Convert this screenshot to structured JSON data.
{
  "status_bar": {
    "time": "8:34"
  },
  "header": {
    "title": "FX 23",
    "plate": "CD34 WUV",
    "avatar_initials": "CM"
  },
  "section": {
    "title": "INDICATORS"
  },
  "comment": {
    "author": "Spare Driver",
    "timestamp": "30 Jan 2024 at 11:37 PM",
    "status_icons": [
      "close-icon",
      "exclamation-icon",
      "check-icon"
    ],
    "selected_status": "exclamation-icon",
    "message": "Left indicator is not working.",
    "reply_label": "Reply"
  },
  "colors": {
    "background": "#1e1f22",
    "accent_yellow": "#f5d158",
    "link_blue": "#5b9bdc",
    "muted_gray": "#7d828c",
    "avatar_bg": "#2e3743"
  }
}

==========

Pull out each line of the entries that contains "exclamation".

      "exclamation-icon",
    "selected_status": "exclamation-icon",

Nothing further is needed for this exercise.